## Required task
Which lines in the records below contain the word "link"? Copy each one out.

## Data to use
______

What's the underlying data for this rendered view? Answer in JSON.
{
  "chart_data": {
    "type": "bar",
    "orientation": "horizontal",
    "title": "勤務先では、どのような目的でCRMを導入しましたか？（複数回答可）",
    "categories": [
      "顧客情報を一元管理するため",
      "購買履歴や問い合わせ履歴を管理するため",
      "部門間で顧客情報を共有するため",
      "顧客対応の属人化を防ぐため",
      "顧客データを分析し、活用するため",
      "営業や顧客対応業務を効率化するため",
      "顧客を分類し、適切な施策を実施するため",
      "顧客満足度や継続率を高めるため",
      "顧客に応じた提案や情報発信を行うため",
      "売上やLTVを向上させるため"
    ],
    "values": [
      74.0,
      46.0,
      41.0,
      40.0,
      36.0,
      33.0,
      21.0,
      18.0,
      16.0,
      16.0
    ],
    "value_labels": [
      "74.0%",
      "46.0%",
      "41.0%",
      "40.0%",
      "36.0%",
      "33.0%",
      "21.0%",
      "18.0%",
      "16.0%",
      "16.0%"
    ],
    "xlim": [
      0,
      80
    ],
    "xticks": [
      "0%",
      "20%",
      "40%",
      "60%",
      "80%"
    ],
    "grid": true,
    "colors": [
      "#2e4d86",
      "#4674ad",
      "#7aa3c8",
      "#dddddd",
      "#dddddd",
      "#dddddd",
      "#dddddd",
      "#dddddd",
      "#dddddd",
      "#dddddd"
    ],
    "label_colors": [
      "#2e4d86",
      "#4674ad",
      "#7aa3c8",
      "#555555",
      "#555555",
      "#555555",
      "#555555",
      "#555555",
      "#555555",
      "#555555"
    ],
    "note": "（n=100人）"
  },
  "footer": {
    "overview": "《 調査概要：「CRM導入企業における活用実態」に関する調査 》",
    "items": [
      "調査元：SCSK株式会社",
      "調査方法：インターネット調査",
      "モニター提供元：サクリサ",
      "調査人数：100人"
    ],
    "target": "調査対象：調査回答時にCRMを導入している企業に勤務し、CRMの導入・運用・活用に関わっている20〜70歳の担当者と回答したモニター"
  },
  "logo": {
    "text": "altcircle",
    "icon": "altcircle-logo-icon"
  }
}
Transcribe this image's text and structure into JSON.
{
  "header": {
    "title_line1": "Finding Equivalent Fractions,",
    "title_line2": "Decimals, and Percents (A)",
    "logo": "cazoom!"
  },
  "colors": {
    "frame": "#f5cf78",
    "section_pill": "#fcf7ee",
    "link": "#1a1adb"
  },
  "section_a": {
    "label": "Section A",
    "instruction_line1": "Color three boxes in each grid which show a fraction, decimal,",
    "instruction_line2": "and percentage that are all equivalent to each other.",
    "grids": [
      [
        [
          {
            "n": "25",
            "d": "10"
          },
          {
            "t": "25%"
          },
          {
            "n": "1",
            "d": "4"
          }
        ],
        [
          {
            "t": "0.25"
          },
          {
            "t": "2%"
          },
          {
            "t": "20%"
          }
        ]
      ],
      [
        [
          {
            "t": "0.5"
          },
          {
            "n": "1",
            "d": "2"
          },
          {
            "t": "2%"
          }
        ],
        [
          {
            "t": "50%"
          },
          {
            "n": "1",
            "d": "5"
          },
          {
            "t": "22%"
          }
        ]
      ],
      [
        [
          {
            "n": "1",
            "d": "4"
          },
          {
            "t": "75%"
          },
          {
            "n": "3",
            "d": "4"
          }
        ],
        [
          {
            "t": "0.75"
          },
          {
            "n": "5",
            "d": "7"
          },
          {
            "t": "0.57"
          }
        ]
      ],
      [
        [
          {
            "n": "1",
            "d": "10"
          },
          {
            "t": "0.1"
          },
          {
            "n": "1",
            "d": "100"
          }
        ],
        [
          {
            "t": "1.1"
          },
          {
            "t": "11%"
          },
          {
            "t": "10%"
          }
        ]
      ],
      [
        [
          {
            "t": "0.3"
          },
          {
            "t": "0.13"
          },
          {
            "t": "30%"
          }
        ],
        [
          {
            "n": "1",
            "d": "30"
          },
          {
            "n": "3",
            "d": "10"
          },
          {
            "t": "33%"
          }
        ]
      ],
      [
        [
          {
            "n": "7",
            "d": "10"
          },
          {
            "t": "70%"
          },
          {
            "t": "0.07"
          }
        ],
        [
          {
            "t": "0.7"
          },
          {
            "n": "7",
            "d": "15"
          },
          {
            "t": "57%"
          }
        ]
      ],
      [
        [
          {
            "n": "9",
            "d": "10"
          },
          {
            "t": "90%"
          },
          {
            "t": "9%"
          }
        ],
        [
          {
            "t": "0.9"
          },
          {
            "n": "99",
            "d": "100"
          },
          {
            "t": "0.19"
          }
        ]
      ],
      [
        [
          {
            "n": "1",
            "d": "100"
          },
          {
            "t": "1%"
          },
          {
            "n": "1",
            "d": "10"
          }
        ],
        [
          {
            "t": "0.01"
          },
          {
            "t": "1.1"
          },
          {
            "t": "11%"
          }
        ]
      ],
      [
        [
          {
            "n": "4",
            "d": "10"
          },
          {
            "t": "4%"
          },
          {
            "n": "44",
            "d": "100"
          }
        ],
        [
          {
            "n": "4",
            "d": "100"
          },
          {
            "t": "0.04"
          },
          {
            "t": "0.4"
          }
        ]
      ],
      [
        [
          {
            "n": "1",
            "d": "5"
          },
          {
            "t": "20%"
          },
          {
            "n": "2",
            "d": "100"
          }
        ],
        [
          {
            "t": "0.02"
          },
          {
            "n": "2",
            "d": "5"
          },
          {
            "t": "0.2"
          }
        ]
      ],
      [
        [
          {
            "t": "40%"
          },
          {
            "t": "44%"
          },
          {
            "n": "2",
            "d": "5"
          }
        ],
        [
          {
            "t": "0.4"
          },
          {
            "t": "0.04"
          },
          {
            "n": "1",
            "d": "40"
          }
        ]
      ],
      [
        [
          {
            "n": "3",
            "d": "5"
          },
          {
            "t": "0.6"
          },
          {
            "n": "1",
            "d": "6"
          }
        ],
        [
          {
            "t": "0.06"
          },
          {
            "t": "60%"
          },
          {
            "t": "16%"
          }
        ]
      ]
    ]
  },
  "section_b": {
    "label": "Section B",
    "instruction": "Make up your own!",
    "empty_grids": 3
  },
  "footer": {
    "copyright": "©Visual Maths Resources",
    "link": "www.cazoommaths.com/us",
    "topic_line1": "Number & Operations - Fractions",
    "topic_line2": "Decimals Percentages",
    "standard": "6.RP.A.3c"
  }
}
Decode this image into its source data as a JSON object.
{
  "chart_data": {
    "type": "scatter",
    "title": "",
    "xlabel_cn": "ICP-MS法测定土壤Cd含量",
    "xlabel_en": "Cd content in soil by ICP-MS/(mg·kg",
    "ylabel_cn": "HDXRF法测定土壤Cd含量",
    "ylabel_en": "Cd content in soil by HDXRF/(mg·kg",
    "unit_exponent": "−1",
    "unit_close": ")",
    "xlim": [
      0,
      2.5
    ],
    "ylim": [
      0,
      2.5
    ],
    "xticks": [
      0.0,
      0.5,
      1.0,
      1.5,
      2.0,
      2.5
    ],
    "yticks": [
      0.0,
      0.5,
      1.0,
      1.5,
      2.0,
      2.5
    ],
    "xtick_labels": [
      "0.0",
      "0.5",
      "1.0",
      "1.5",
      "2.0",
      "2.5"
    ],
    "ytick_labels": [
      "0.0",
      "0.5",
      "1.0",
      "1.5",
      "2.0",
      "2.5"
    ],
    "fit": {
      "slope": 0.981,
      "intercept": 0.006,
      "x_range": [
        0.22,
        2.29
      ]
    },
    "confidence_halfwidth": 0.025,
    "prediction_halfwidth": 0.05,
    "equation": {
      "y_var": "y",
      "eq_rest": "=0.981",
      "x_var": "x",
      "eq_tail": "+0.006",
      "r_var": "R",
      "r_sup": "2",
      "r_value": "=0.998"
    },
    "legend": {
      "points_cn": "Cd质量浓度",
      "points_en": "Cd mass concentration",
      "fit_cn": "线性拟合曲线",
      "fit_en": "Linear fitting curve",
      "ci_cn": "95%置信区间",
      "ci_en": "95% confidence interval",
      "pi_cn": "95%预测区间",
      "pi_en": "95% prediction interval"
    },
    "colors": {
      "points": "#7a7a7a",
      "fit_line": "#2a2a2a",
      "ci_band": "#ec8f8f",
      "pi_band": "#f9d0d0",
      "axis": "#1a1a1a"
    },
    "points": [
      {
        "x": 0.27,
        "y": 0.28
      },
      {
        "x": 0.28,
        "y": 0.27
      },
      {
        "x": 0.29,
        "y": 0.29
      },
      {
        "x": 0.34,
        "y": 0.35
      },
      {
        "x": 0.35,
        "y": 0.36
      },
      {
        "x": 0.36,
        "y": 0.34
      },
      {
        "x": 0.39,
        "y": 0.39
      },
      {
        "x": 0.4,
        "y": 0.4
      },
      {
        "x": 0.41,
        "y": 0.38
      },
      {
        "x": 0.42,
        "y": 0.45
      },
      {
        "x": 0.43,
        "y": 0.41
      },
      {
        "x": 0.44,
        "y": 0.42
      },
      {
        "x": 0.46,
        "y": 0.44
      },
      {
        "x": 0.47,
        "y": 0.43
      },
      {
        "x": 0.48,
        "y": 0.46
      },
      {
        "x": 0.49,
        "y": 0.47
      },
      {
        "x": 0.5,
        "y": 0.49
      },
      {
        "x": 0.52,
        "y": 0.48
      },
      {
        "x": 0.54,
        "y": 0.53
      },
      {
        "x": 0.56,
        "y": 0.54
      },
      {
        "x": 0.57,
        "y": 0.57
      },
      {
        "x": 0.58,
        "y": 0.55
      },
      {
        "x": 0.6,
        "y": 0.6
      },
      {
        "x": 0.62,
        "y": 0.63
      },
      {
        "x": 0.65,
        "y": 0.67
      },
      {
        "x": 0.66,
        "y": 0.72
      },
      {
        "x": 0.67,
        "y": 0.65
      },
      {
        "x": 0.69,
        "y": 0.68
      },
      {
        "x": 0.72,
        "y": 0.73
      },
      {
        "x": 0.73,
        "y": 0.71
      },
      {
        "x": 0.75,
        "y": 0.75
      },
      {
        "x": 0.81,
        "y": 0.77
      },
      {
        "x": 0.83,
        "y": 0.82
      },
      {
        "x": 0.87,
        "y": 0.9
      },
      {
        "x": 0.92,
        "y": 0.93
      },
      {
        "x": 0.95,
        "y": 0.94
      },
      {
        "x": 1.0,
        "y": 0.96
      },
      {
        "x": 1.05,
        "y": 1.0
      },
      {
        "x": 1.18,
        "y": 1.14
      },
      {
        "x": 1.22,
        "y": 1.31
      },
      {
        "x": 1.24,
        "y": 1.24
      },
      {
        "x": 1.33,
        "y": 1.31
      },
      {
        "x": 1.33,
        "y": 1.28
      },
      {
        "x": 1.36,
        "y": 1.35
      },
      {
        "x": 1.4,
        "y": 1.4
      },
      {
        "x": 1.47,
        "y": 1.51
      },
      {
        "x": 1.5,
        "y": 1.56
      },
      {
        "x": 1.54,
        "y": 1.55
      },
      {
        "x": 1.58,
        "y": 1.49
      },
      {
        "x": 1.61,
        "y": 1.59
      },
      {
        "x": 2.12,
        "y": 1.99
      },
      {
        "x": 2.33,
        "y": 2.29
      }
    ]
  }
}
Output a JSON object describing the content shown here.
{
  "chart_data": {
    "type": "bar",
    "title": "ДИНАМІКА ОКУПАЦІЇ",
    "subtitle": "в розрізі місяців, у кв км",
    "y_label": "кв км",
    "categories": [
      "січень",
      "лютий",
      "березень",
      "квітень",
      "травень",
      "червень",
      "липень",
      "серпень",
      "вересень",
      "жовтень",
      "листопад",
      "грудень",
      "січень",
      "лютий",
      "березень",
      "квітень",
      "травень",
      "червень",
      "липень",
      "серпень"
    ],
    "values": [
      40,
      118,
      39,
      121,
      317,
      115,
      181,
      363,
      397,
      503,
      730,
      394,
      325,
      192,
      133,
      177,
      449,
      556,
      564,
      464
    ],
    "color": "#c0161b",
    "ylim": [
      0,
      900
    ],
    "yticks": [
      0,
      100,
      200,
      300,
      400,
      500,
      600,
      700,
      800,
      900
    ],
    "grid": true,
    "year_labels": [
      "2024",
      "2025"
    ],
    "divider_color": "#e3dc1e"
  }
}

______

## Written response
    "link": "#1a1adb"
    "link": "www.cazoommaths.com/us",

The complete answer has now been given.